Entries supplied —
********************

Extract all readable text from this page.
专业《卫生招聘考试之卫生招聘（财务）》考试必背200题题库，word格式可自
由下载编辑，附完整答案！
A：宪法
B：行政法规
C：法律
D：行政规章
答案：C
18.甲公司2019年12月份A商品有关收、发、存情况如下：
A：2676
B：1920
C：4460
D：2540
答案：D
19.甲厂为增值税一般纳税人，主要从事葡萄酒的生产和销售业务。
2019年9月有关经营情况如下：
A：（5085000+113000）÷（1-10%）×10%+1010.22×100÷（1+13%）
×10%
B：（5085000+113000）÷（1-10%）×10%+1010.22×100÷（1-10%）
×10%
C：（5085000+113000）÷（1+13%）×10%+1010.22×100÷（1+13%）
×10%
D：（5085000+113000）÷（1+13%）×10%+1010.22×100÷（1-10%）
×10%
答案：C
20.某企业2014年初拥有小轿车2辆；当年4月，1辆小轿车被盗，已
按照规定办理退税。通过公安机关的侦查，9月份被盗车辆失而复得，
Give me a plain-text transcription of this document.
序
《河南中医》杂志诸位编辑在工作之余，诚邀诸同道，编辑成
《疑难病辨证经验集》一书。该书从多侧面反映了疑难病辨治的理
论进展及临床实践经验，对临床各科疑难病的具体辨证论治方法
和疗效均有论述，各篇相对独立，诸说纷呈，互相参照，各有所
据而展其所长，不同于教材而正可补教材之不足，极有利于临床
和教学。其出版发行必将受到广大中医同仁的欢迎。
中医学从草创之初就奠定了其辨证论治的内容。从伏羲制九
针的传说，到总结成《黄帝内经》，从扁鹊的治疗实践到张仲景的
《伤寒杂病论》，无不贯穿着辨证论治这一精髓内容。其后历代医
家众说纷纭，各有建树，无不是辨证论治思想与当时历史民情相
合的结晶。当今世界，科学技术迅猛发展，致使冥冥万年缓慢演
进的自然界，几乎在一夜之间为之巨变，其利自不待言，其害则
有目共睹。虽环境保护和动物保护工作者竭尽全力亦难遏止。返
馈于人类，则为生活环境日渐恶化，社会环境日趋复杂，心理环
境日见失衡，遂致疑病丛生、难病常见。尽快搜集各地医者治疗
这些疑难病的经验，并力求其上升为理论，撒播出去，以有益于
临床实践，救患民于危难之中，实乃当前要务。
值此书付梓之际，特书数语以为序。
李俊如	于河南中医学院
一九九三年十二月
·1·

********************

Given request —
Restate each entry exactly, skipping none.

Task result —
Extract all readable text from this page.
专业《卫生招聘考试之卫生招聘（财务）》考试必背200题题库，word格式可自
由下载编辑，附完整答案！
A：宪法
B：行政法规
C：法律
D：行政规章
答案：C
18.甲公司2019年12月份A商品有关收、发、存情况如下：
A：2676
B：1920
C：4460
D：2540
答案：D
19.甲厂为增值税一般纳税人，主要从事葡萄酒的生产和销售业务。
2019年9月有关经营情况如下：
A：（5085000+113000）÷（1-10%）×10%+1010.22×100÷（1+13%）
×10%
B：（5085000+113000）÷（1-10%）×10%+1010.22×100÷（1-10%）
×10%
C：（5085000+113000）÷（1+13%）×10%+1010.22×100÷（1+13%）
×10%
D：（5085000+113000）÷（1+13%）×10%+1010.22×100÷（1-10%）
×10%
答案：C
20.某企业2014年初拥有小轿车2辆；当年4月，1辆小轿车被盗，已
按照规定办理退税。通过公安机关的侦查，9月份被盗车辆失而复得，
Give me a plain-text transcription of this document.
序
《河南中医》杂志诸位编辑在工作之余，诚邀诸同道，编辑成
《疑难病辨证经验集》一书。该书从多侧面反映了疑难病辨治的理
论进展及临床实践经验，对临床各科疑难病的具体辨证论治方法
和疗效均有论述，各篇相对独立，诸说纷呈，互相参照，各有所
据而展其所长，不同于教材而正可补教材之不足，极有利于临床
和教学。其出版发行必将受到广大中医同仁的欢迎。
中医学从草创之初就奠定了其辨证论治的内容。从伏羲制九
针的传说，到总结成《黄帝内经》，从扁鹊的治疗实践到张仲景的
《伤寒杂病论》，无不贯穿着辨证论治这一精髓内容。其后历代医
家众说纷纭，各有建树，无不是辨证论治思想与当时历史民情相
合的结晶。当今世界，科学技术迅猛发展，致使冥冥万年缓慢演
进的自然界，几乎在一夜之间为之巨变，其利自不待言，其害则
有目共睹。虽环境保护和动物保护工作者竭尽全力亦难遏止。返
馈于人类，则为生活环境日渐恶化，社会环境日趋复杂，心理环
境日见失衡，遂致疑病丛生、难病常见。尽快搜集各地医者治疗
这些疑难病的经验，并力求其上升为理论，撒播出去，以有益于
临床实践，救患民于危难之中，实乃当前要务。
值此书付梓之际，特书数语以为序。
李俊如	于河南中医学院
一九九三年十二月
·1·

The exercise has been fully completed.